Goal ▸
Scan the data below. Pull out each line where "JSON" occurs.

Items ▸
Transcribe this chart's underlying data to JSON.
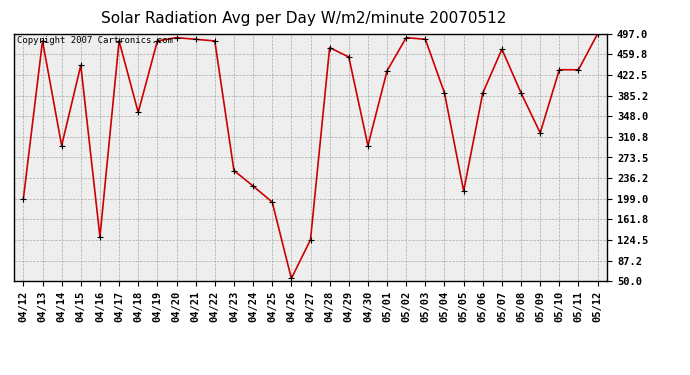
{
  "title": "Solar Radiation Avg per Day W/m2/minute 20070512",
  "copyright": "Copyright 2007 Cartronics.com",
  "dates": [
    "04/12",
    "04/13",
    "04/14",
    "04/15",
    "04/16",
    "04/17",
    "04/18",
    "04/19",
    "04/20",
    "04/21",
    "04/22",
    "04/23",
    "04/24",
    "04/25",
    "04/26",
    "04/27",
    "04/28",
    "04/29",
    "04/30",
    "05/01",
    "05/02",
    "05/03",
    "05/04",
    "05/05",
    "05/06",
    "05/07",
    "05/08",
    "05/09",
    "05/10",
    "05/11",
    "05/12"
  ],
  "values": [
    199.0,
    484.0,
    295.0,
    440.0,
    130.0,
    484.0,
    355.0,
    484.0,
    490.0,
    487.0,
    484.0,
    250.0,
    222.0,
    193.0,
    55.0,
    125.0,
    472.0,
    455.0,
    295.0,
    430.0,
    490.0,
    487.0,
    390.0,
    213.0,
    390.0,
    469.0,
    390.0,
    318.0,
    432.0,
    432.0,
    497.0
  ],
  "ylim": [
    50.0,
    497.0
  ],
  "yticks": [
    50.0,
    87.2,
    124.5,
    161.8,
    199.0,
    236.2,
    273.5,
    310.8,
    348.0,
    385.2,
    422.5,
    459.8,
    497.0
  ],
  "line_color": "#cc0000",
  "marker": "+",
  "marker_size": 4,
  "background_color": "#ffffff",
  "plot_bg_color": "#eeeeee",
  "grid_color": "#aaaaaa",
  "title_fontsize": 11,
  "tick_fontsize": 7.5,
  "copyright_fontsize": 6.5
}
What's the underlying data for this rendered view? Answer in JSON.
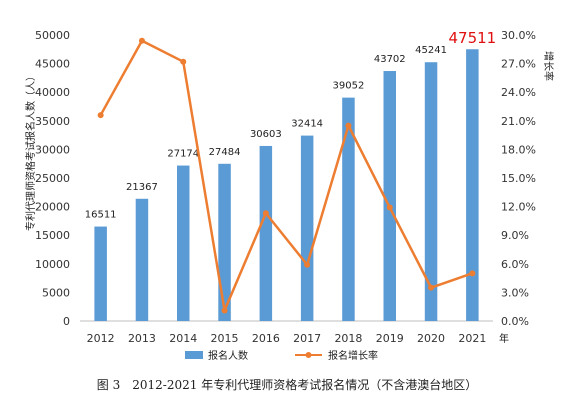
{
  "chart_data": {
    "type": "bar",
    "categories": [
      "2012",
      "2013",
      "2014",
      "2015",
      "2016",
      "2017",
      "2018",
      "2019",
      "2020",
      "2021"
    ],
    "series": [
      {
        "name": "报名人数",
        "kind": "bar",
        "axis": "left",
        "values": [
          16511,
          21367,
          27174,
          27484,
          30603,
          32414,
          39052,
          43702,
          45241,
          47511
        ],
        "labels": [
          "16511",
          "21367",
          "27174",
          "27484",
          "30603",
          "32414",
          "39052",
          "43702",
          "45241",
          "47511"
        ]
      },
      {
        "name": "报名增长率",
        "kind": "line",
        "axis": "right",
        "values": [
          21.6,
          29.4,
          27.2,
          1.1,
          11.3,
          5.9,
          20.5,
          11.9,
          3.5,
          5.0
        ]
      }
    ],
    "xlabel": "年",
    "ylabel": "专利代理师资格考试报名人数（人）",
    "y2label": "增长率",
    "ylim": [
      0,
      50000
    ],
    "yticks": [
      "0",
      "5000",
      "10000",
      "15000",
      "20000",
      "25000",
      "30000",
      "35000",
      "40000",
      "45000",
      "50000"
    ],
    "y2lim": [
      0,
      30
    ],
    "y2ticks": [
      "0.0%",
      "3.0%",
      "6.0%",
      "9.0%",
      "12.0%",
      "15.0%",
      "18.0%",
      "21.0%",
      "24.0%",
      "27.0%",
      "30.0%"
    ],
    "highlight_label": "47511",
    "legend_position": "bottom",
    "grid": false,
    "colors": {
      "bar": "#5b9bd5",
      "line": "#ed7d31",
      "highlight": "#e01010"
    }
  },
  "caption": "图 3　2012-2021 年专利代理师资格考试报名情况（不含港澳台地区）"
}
---
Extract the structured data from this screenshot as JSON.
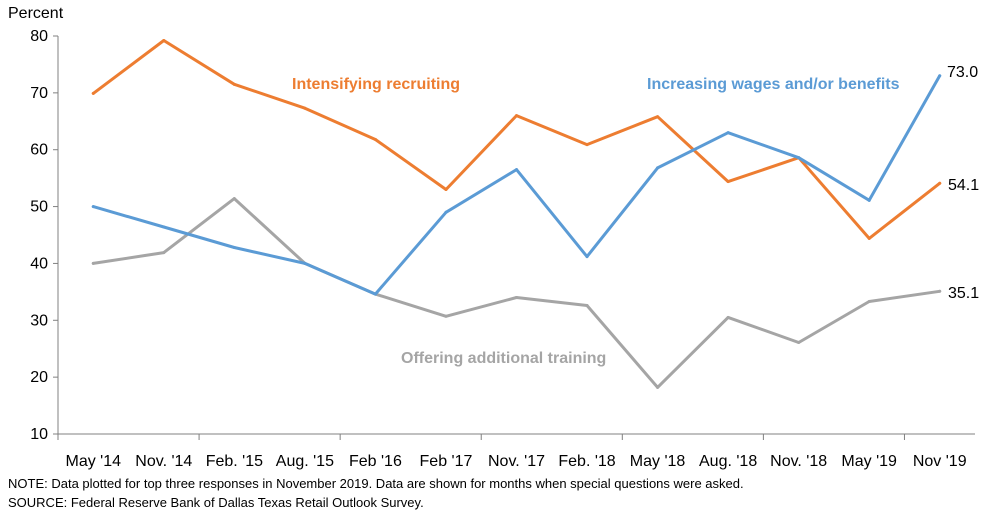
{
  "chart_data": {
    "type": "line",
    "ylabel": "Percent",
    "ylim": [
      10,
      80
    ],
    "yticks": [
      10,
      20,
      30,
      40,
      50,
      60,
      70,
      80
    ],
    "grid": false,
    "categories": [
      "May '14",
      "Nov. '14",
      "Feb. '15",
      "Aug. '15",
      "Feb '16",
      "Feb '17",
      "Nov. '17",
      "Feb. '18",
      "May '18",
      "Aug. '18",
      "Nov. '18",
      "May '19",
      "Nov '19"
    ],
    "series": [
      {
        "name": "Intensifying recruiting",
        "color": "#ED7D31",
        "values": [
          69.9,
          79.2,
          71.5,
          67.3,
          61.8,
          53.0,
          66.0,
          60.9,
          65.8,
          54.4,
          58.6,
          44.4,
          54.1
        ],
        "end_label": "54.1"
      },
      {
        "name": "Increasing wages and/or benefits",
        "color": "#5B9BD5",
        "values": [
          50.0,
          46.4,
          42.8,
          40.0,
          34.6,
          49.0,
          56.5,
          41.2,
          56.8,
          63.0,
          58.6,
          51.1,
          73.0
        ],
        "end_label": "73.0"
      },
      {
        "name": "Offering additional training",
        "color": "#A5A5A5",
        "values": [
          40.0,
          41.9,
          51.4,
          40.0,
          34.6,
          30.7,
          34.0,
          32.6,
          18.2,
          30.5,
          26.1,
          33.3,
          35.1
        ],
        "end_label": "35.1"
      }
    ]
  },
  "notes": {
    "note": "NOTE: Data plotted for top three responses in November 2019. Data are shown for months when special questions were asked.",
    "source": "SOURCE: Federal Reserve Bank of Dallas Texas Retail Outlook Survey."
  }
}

Output for this task ▸
Transcribe this chart's underlying data to JSON.
What's the underlying data for this rendered view? Answer in JSON.
Extract the structured data from this screenshot as JSON.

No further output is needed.